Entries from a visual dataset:
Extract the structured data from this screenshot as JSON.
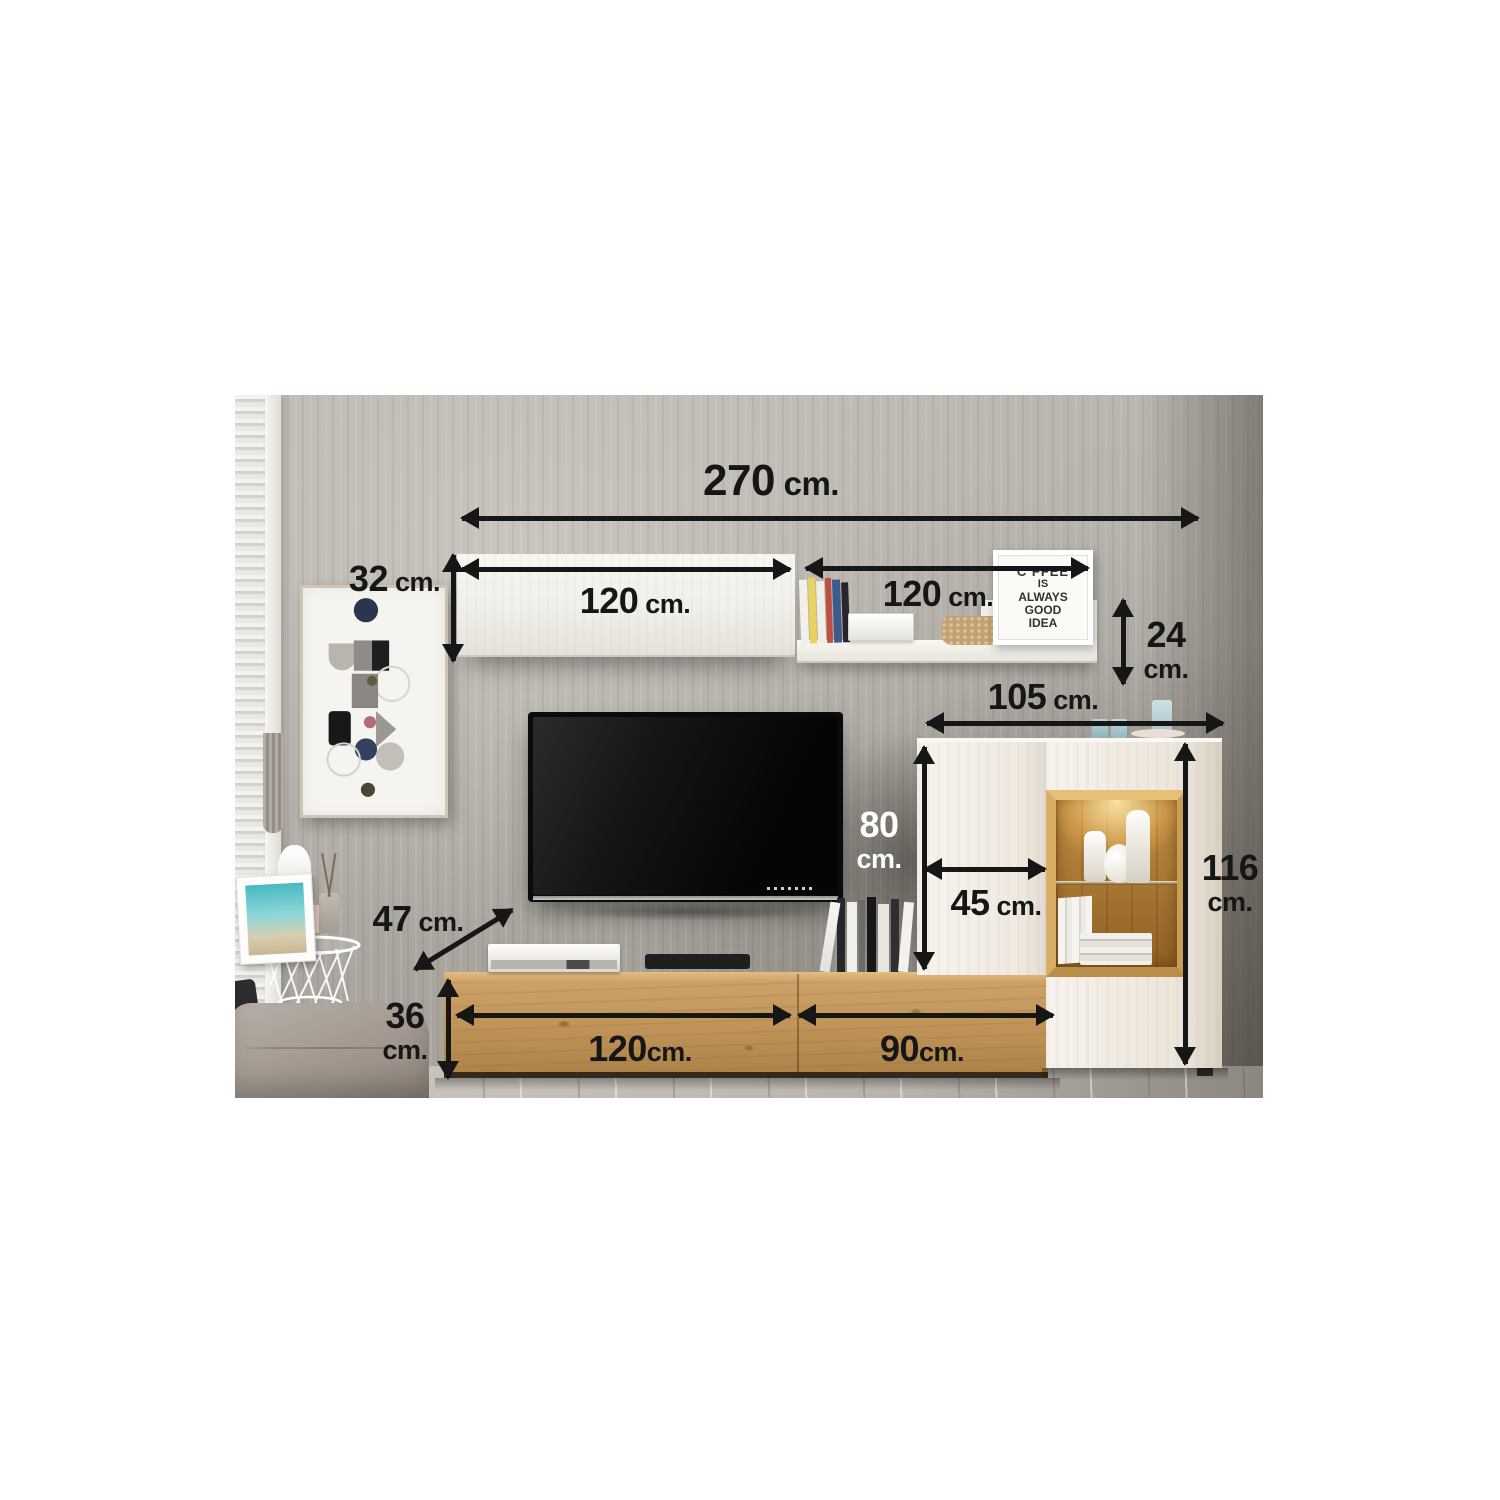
{
  "dims": {
    "total_width": {
      "num": "270",
      "unit": " cm."
    },
    "shelf_depth": {
      "num": "32",
      "unit": " cm."
    },
    "shelf_left_width": {
      "num": "120",
      "unit": " cm."
    },
    "shelf_right_width": {
      "num": "120",
      "unit": " cm."
    },
    "shelf_right_height": {
      "num": "24",
      "unit": "cm."
    },
    "cabinet_width": {
      "num": "105",
      "unit": " cm."
    },
    "cabinet_upper_height": {
      "num": "80",
      "unit": "cm."
    },
    "cabinet_door_width": {
      "num": "45",
      "unit": " cm."
    },
    "cabinet_height": {
      "num": "116",
      "unit": "cm."
    },
    "stand_depth": {
      "num": "47",
      "unit": " cm."
    },
    "stand_height": {
      "num": "36",
      "unit": "cm."
    },
    "stand_left_width": {
      "num": "120",
      "unit": "cm."
    },
    "stand_right_width": {
      "num": "90",
      "unit": "cm."
    }
  },
  "coffee_poster": {
    "lines": [
      "C FFEE",
      "IS",
      "ALWAYS",
      "GOOD",
      "IDEA"
    ]
  },
  "colors": {
    "arrow": "#161616",
    "label_dark": "#161616",
    "label_light": "#ffffff",
    "wood": "#c49a5e",
    "cabinet": "#f4f0e9",
    "wall": "#b5b1ab",
    "floor": "#c8c3bc",
    "tv_screen": "#0b0b0b",
    "display_interior_wood": "#a5742f"
  }
}
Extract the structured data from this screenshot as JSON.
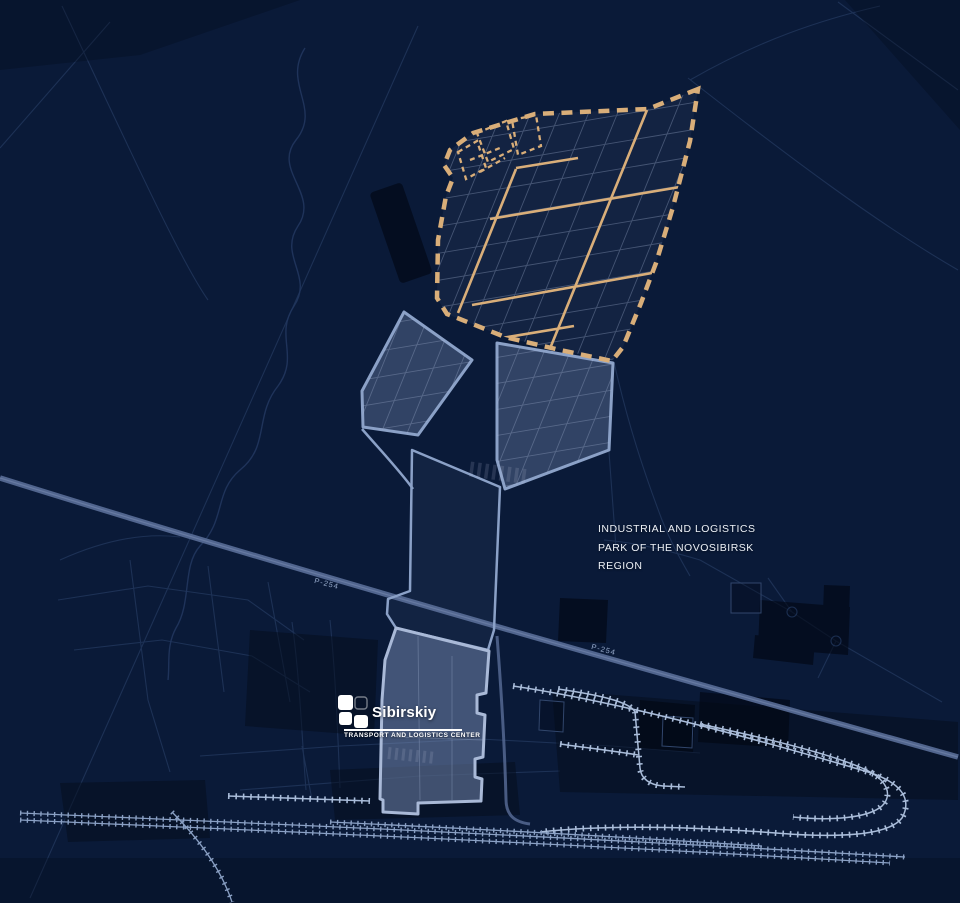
{
  "colors": {
    "bg": "#0a1a38",
    "line": "#22375d",
    "river": "#21365e",
    "dash": "#d9ae79",
    "dash-fill": "rgba(130,150,188,0.08)",
    "grid": "rgba(150,165,198,0.38)",
    "area-fill": "rgba(112,134,176,0.38)",
    "area-stroke": "#8ba1c7",
    "parcel": "rgba(168,183,214,0.32)",
    "site-fill": "rgba(128,148,188,0.48)",
    "site-stroke": "#a9b9d7",
    "road": "#556992",
    "road-edge": "#8295ba",
    "rail": "#a9bcd9",
    "rail-dim": "#8aa0c4",
    "text": "#eef2f8",
    "label": "#96a9ca",
    "logo": "#ffffff"
  },
  "title": {
    "line1": "INDUSTRIAL AND LOGISTICS",
    "line2": "PARK OF THE NOVOSIBIRSK",
    "line3": "REGION"
  },
  "logo": {
    "name": "Sibirskiy",
    "subtitle": "TRANSPORT AND LOGISTICS CENTER"
  },
  "road_labels": {
    "first": "P-254",
    "second": "P-254"
  }
}
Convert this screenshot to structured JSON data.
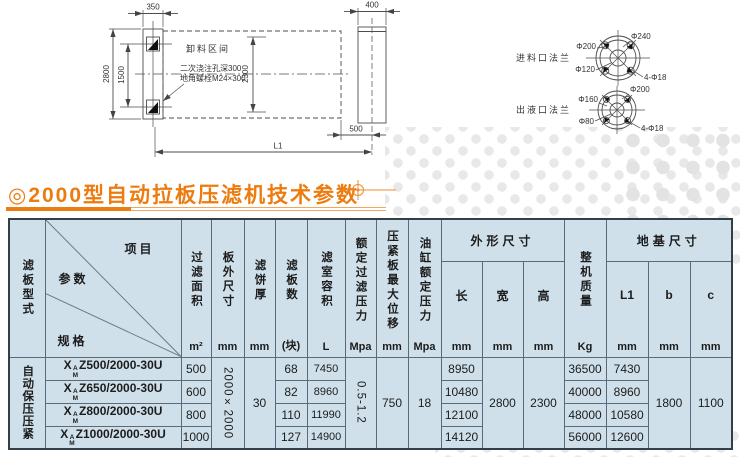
{
  "title": {
    "text": "◎2000型自动拉板压滤机技术参数"
  },
  "colors": {
    "accent_orange": "#ec7c0f",
    "table_bg": "#cfe0ea",
    "line_gray": "#4d4d4d"
  },
  "drawing": {
    "main_view": {
      "dim_350": "350",
      "dim_2800": "2800",
      "dim_1500": "1500",
      "dim_2300": "2300",
      "dim_400": "400",
      "dim_500": "500",
      "dim_L1": "L1",
      "unload_label": "卸料区间",
      "anchor_note_line1": "二次浇注孔深300",
      "anchor_note_line2": "地角螺栓M24×300"
    },
    "feed_flange": {
      "label": "进料口法兰",
      "d_outer": "Φ240",
      "d_bolt_circle": "Φ200",
      "d_inner": "Φ120",
      "d_bolts": "4-Φ18"
    },
    "outlet_flange": {
      "label": "出液口法兰",
      "d_outer": "Φ200",
      "d_bolt_circle": "Φ160",
      "d_inner": "Φ80",
      "d_bolts": "4-Φ18"
    }
  },
  "table": {
    "plate_type": {
      "header": "滤板型式",
      "value": "自动保压压紧"
    },
    "corner": {
      "item": "项目",
      "param": "参数",
      "spec": "规格"
    },
    "model_prefix": {
      "base": "X",
      "sup": "A",
      "sub": "M"
    },
    "cols": {
      "filter_area": {
        "label": "过滤面积",
        "unit": "m²"
      },
      "plate_size": {
        "label": "板外尺寸",
        "unit": "mm"
      },
      "cake_thickness": {
        "label": "滤饼厚",
        "unit": "mm"
      },
      "plate_count": {
        "label": "滤板数",
        "unit": "(块)"
      },
      "chamber_volume": {
        "label": "滤室容积",
        "unit": "L"
      },
      "filter_pressure": {
        "label": "额定过滤压力",
        "unit": "Mpa"
      },
      "max_displacement": {
        "label": "压紧板最大位移",
        "unit": "mm"
      },
      "cylinder_pressure": {
        "label": "油缸额定压力",
        "unit": "Mpa"
      },
      "overall": {
        "label": "外形尺寸",
        "length": {
          "label": "长",
          "unit": "mm"
        },
        "width": {
          "label": "宽",
          "unit": "mm"
        },
        "height": {
          "label": "高",
          "unit": "mm"
        }
      },
      "weight": {
        "label": "整机质量",
        "unit": "Kg"
      },
      "foundation": {
        "label": "地基尺寸",
        "l1": {
          "label": "L1",
          "unit": "mm"
        },
        "b": {
          "label": "b",
          "unit": "mm"
        },
        "c": {
          "label": "c",
          "unit": "mm"
        }
      }
    },
    "merged": {
      "plate_size": "2000×2000",
      "cake_thickness": "30",
      "filter_pressure": "0.5-1.2",
      "max_displacement": "750",
      "cylinder_pressure": "18",
      "width": "2800",
      "height": "2300",
      "b": "1800",
      "c": "1100"
    },
    "rows": [
      {
        "model": "Z500/2000-30U",
        "area": "500",
        "plates": "68",
        "volume": "7450",
        "length": "8950",
        "weight": "36500",
        "l1": "7430"
      },
      {
        "model": "Z650/2000-30U",
        "area": "600",
        "plates": "82",
        "volume": "8960",
        "length": "10480",
        "weight": "40000",
        "l1": "8960"
      },
      {
        "model": "Z800/2000-30U",
        "area": "800",
        "plates": "110",
        "volume": "11990",
        "length": "12100",
        "weight": "48000",
        "l1": "10580"
      },
      {
        "model": "Z1000/2000-30U",
        "area": "1000",
        "plates": "127",
        "volume": "14900",
        "length": "14120",
        "weight": "56000",
        "l1": "12600"
      }
    ]
  }
}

__Work to complete__: Repeat the records above exactly, leaving out any pictures they contain.

__Output for this task__:
Extract the structured data from this screenshot as JSON.
{
  "dims": {
    "total_width": {
      "num": "270",
      "unit": " cm."
    },
    "shelf_depth": {
      "num": "32",
      "unit": " cm."
    },
    "shelf_left_width": {
      "num": "120",
      "unit": " cm."
    },
    "shelf_right_width": {
      "num": "120",
      "unit": " cm."
    },
    "shelf_right_height": {
      "num": "24",
      "unit": "cm."
    },
    "cabinet_width": {
      "num": "105",
      "unit": " cm."
    },
    "cabinet_upper_height": {
      "num": "80",
      "unit": "cm."
    },
    "cabinet_door_width": {
      "num": "45",
      "unit": " cm."
    },
    "cabinet_height": {
      "num": "116",
      "unit": "cm."
    },
    "stand_depth": {
      "num": "47",
      "unit": " cm."
    },
    "stand_height": {
      "num": "36",
      "unit": "cm."
    },
    "stand_left_width": {
      "num": "120",
      "unit": "cm."
    },
    "stand_right_width": {
      "num": "90",
      "unit": "cm."
    }
  },
  "coffee_poster": {
    "lines": [
      "C FFEE",
      "IS",
      "ALWAYS",
      "GOOD",
      "IDEA"
    ]
  },
  "colors": {
    "arrow": "#161616",
    "label_dark": "#161616",
    "label_light": "#ffffff",
    "wood": "#c49a5e",
    "cabinet": "#f4f0e9",
    "wall": "#b5b1ab",
    "floor": "#c8c3bc",
    "tv_screen": "#0b0b0b",
    "display_interior_wood": "#a5742f"
  }
}
Extract the structured data from this screenshot as JSON.
{
  "colors": {
    "bg": "#0a1a38",
    "line": "#22375d",
    "river": "#21365e",
    "dash": "#d9ae79",
    "dash-fill": "rgba(130,150,188,0.08)",
    "grid": "rgba(150,165,198,0.38)",
    "area-fill": "rgba(112,134,176,0.38)",
    "area-stroke": "#8ba1c7",
    "parcel": "rgba(168,183,214,0.32)",
    "site-fill": "rgba(128,148,188,0.48)",
    "site-stroke": "#a9b9d7",
    "road": "#556992",
    "road-edge": "#8295ba",
    "rail": "#a9bcd9",
    "rail-dim": "#8aa0c4",
    "text": "#eef2f8",
    "label": "#96a9ca",
    "logo": "#ffffff"
  },
  "title": {
    "line1": "INDUSTRIAL AND LOGISTICS",
    "line2": "PARK OF THE NOVOSIBIRSK",
    "line3": "REGION"
  },
  "logo": {
    "name": "Sibirskiy",
    "subtitle": "TRANSPORT AND LOGISTICS CENTER"
  },
  "road_labels": {
    "first": "P-254",
    "second": "P-254"
  }
}
Convert this screenshot to structured JSON data.
{
  "title": {
    "text": "◎2000型自动拉板压滤机技术参数"
  },
  "colors": {
    "accent_orange": "#ec7c0f",
    "table_bg": "#cfe0ea",
    "line_gray": "#4d4d4d"
  },
  "drawing": {
    "main_view": {
      "dim_350": "350",
      "dim_2800": "2800",
      "dim_1500": "1500",
      "dim_2300": "2300",
      "dim_400": "400",
      "dim_500": "500",
      "dim_L1": "L1",
      "unload_label": "卸料区间",
      "anchor_note_line1": "二次浇注孔深300",
      "anchor_note_line2": "地角螺栓M24×300"
    },
    "feed_flange": {
      "label": "进料口法兰",
      "d_outer": "Φ240",
      "d_bolt_circle": "Φ200",
      "d_inner": "Φ120",
      "d_bolts": "4-Φ18"
    },
    "outlet_flange": {
      "label": "出液口法兰",
      "d_outer": "Φ200",
      "d_bolt_circle": "Φ160",
      "d_inner": "Φ80",
      "d_bolts": "4-Φ18"
    }
  },
  "table": {
    "plate_type": {
      "header": "滤板型式",
      "value": "自动保压压紧"
    },
    "corner": {
      "item": "项目",
      "param": "参数",
      "spec": "规格"
    },
    "model_prefix": {
      "base": "X",
      "sup": "A",
      "sub": "M"
    },
    "cols": {
      "filter_area": {
        "label": "过滤面积",
        "unit": "m²"
      },
      "plate_size": {
        "label": "板外尺寸",
        "unit": "mm"
      },
      "cake_thickness": {
        "label": "滤饼厚",
        "unit": "mm"
      },
      "plate_count": {
        "label": "滤板数",
        "unit": "(块)"
      },
      "chamber_volume": {
        "label": "滤室容积",
        "unit": "L"
      },
      "filter_pressure": {
        "label": "额定过滤压力",
        "unit": "Mpa"
      },
      "max_displacement": {
        "label": "压紧板最大位移",
        "unit": "mm"
      },
      "cylinder_pressure": {
        "label": "油缸额定压力",
        "unit": "Mpa"
      },
      "overall": {
        "label": "外形尺寸",
        "length": {
          "label": "长",
          "unit": "mm"
        },
        "width": {
          "label": "宽",
          "unit": "mm"
        },
        "height": {
          "label": "高",
          "unit": "mm"
        }
      },
      "weight": {
        "label": "整机质量",
        "unit": "Kg"
      },
      "foundation": {
        "label": "地基尺寸",
        "l1": {
          "label": "L1",
          "unit": "mm"
        },
        "b": {
          "label": "b",
          "unit": "mm"
        },
        "c": {
          "label": "c",
          "unit": "mm"
        }
      }
    },
    "merged": {
      "plate_size": "2000×2000",
      "cake_thickness": "30",
      "filter_pressure": "0.5-1.2",
      "max_displacement": "750",
      "cylinder_pressure": "18",
      "width": "2800",
      "height": "2300",
      "b": "1800",
      "c": "1100"
    },
    "rows": [
      {
        "model": "Z500/2000-30U",
        "area": "500",
        "plates": "68",
        "volume": "7450",
        "length": "8950",
        "weight": "36500",
        "l1": "7430"
      },
      {
        "model": "Z650/2000-30U",
        "area": "600",
        "plates": "82",
        "volume": "8960",
        "length": "10480",
        "weight": "40000",
        "l1": "8960"
      },
      {
        "model": "Z800/2000-30U",
        "area": "800",
        "plates": "110",
        "volume": "11990",
        "length": "12100",
        "weight": "48000",
        "l1": "10580"
      },
      {
        "model": "Z1000/2000-30U",
        "area": "1000",
        "plates": "127",
        "volume": "14900",
        "length": "14120",
        "weight": "56000",
        "l1": "12600"
      }
    ]
  }
}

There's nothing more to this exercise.